[Begin INPUT]
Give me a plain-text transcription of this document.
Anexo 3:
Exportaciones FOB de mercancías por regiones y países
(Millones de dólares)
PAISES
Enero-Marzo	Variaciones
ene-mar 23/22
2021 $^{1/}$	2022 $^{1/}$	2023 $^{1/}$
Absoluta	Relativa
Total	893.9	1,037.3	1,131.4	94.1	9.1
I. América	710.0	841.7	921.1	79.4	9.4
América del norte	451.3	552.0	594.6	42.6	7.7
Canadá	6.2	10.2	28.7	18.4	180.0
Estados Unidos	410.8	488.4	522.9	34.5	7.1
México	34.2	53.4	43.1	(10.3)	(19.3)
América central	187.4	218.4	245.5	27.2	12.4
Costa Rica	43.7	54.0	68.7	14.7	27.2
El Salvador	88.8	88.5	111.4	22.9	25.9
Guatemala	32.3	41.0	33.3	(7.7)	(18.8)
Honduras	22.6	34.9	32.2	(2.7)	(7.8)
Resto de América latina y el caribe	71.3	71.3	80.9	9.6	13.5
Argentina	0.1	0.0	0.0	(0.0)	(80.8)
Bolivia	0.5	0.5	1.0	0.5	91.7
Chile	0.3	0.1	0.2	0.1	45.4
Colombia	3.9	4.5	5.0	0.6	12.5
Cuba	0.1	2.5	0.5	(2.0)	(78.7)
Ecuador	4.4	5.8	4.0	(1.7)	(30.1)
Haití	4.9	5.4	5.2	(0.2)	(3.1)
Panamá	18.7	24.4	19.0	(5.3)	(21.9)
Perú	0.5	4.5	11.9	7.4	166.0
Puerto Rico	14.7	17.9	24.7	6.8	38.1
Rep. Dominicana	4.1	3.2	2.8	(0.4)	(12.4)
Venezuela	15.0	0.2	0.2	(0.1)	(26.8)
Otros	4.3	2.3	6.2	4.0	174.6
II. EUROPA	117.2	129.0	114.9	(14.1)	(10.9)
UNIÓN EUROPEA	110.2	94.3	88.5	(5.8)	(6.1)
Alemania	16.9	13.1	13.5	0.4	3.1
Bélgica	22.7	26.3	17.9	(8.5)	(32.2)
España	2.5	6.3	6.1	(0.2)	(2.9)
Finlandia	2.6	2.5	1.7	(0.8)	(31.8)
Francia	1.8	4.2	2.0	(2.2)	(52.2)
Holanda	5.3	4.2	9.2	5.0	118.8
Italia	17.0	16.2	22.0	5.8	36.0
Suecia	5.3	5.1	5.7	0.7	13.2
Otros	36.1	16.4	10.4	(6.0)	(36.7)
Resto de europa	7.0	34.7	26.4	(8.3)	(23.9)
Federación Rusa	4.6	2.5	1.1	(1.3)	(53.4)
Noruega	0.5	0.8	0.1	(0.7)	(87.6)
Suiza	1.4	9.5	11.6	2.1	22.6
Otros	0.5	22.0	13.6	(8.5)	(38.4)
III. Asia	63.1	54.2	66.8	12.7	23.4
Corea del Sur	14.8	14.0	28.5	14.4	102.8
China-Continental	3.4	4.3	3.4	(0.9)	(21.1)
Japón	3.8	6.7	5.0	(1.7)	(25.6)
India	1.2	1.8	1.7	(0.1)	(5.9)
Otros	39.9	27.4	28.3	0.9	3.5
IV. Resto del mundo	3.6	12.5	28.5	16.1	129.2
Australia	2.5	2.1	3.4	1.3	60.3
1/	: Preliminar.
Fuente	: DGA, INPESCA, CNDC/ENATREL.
[End INPUT]
* **WHAT TO DO**
Looking at the data above, how many lines hold the word "Otros"? Respond with the number alone.

* **COMPLETE OUTPUT**
4